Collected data
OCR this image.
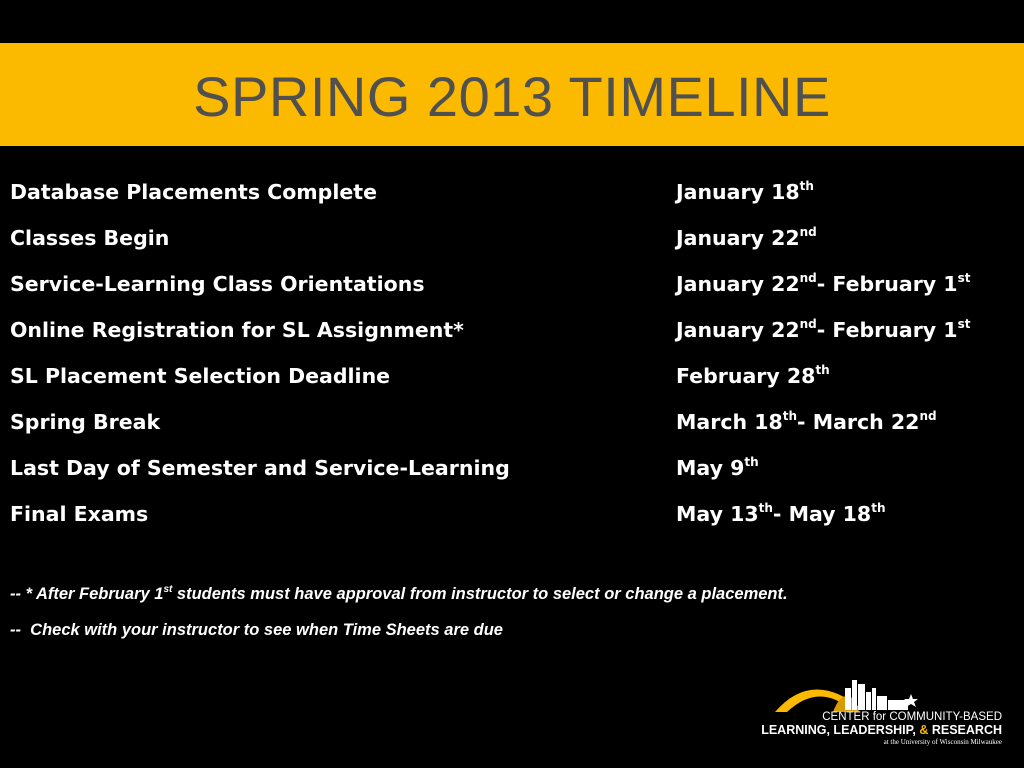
SPRING 2013 TIMELINE
Database Placements Complete	January 18th
Classes Begin	January 22nd
Service-Learning Class Orientations	January 22nd- February 1st
Online Registration for SL Assignment*	January 22nd- February 1st
SL Placement Selection Deadline	February 28th
Spring Break	March 18th- March 22nd
Last Day of Semester and Service-Learning	May 9th
Final Exams	May 13th- May 18th
-- * After February 1st students must have approval from instructor to select or change a placement.
--  Check with your instructor to see when Time Sheets are due
CENTER for COMMUNITY-BASED
LEARNING, LEADERSHIP, & RESEARCH
at the University of Wisconsin Milwaukee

TASK OBJECTIVE: Repeat every record above exactly, but leave out any pictures.

RESPONSE TO THE TASK:
OCR this image.
SPRING 2013 TIMELINE
Database Placements Complete	January 18th
Classes Begin	January 22nd
Service-Learning Class Orientations	January 22nd- February 1st
Online Registration for SL Assignment*	January 22nd- February 1st
SL Placement Selection Deadline	February 28th
Spring Break	March 18th- March 22nd
Last Day of Semester and Service-Learning	May 9th
Final Exams	May 13th- May 18th
-- * After February 1st students must have approval from instructor to select or change a placement.
--  Check with your instructor to see when Time Sheets are due
CENTER for COMMUNITY-BASED
LEARNING, LEADERSHIP, & RESEARCH
at the University of Wisconsin Milwaukee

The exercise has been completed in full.